→ Directions
Using the Ext4 page below, decide whether each statement agrees with it, answering yes or no and quoting the deciding words: (a) Ext4 was first merged in 2.6.19 as a development filesystem; (b) Btrfs is planned to be merged after 2.6.29 is released; (c) an online defragmenter for Ext4 is already available.

→ Selected passage
Ext4 Completes Development Phase

Guest post by Rahul 2008-10-18 Linux 46 Comments

While Ext4 was originally merged in 2.6.19, it was marked as a development filesystem. It has been a long time coming but as planned, Ext4dev has been renamed to Ext4 in 2.6.28 to indicate its level of maturity and paving the way for production level deployments. Ext4 filesystem developer Ted Tso also endorsed Btrfs as a multi-vendor, next generation filesystem and along with the interest from Andrew Morton, Btrfs is planned to be merged before 2.6.29 is released. It will follow a similar development process to Ext4 and be initially marked as development only.

46 Comments

2008-10-18 4:22 pm
adkilla
Is ext4 less prone to performance degradation on filesystems with less space for defragmentation?
I’ve read that it improves this situation somewhat but no specifics thus far.

2008-10-18 4:41 pm
NxStY
Ext4 has some features to reduce fragmentation, delayed allocation for example. There will also eventually be an online defragmenter.

→ Dataset

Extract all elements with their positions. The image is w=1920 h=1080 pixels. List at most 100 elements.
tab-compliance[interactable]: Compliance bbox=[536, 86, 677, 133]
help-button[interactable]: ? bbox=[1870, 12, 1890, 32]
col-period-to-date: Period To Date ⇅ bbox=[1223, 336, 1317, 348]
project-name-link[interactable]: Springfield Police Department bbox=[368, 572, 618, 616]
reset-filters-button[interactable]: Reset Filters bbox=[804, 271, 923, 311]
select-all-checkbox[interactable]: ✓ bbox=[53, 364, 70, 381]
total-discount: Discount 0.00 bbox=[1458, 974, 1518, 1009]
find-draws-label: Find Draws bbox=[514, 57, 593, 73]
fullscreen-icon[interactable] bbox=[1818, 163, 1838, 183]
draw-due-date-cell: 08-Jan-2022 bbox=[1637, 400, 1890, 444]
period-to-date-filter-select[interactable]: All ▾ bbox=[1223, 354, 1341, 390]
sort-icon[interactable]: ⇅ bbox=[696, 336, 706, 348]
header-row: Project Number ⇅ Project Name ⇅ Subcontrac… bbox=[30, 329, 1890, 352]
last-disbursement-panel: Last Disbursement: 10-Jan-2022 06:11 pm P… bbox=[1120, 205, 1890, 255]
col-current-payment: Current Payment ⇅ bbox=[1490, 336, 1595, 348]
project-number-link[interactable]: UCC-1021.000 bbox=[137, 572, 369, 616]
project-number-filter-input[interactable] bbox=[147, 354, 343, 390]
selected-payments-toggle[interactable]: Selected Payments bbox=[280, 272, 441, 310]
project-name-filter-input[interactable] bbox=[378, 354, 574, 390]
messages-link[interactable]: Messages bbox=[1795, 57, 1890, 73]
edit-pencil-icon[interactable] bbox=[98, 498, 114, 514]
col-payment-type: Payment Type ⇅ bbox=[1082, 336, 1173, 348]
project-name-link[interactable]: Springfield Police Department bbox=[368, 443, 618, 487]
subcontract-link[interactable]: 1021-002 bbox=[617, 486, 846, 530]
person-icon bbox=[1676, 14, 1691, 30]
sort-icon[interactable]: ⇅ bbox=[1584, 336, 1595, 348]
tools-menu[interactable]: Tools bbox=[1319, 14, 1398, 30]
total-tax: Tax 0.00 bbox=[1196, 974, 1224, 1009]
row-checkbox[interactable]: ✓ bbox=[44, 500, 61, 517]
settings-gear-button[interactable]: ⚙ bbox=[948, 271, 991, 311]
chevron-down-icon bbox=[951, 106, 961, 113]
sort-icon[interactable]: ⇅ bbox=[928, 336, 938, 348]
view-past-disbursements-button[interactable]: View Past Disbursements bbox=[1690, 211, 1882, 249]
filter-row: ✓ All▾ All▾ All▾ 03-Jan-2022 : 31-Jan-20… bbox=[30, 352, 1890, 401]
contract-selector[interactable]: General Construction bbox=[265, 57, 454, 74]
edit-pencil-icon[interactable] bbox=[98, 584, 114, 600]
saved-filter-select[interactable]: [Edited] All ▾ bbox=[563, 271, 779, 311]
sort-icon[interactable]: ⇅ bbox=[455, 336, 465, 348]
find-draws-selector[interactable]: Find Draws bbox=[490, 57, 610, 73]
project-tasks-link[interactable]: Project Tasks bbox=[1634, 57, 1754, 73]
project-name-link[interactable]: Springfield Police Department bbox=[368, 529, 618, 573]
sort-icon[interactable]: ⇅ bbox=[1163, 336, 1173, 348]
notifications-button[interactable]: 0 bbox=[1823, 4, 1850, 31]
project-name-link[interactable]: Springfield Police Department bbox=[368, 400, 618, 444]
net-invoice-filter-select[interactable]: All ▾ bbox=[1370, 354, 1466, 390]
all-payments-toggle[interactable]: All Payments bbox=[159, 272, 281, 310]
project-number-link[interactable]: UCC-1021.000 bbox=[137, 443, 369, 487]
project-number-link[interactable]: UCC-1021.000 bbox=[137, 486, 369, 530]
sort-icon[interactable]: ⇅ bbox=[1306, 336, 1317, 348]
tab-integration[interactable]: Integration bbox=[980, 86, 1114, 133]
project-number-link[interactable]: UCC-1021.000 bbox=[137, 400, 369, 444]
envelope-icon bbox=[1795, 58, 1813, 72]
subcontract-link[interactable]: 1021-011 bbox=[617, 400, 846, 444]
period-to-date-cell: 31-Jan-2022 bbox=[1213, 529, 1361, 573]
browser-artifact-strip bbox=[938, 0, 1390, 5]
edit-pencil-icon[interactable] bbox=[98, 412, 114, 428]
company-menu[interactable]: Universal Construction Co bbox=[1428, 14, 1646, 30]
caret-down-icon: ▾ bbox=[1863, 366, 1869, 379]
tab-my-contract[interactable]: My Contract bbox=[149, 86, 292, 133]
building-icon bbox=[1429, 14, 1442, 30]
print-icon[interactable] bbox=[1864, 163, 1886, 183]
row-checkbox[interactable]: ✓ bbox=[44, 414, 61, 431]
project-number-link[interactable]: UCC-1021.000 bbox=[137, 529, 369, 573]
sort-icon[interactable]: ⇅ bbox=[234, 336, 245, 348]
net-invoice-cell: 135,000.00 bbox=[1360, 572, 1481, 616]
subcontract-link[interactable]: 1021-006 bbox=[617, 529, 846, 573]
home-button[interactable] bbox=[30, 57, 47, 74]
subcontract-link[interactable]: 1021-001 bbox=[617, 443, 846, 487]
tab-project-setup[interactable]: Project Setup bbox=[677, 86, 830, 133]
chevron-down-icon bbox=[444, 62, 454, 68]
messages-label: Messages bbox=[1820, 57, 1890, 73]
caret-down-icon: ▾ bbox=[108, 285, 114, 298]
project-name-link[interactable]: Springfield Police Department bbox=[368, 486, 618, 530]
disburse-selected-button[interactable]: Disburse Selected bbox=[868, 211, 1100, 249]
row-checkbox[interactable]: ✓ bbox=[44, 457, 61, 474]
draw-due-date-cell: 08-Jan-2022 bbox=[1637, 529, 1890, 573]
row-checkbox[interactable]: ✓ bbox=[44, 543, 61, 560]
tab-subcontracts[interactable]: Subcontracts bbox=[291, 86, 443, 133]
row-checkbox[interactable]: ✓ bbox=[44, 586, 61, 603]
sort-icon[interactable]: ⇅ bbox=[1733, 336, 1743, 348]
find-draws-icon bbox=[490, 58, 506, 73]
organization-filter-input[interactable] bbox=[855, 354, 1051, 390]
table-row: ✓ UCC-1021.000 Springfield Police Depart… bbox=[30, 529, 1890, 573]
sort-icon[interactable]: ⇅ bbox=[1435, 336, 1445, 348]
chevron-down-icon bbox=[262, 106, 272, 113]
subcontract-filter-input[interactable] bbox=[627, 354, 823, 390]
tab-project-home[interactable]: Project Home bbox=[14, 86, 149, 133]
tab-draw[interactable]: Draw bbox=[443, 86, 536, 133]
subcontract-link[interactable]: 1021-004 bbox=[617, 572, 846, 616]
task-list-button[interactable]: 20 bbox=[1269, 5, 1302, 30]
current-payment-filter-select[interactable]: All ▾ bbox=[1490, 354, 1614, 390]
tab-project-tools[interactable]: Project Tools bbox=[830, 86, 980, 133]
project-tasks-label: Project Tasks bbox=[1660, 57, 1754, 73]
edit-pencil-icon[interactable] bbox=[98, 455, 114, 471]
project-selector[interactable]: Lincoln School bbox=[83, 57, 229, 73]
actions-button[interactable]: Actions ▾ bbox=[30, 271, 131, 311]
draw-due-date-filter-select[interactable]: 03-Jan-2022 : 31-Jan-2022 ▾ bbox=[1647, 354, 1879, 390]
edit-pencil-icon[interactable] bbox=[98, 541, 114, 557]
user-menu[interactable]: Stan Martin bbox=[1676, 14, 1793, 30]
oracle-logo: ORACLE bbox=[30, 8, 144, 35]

→ Complete answer
(a) Yes: "While Ext4 was originally merged in 2.6.19, it was marked as a development filesystem."
(b) No: "Btrfs is planned to be merged before 2.6.29 is released."
(c) No: "There will also eventually be an online defragmenter."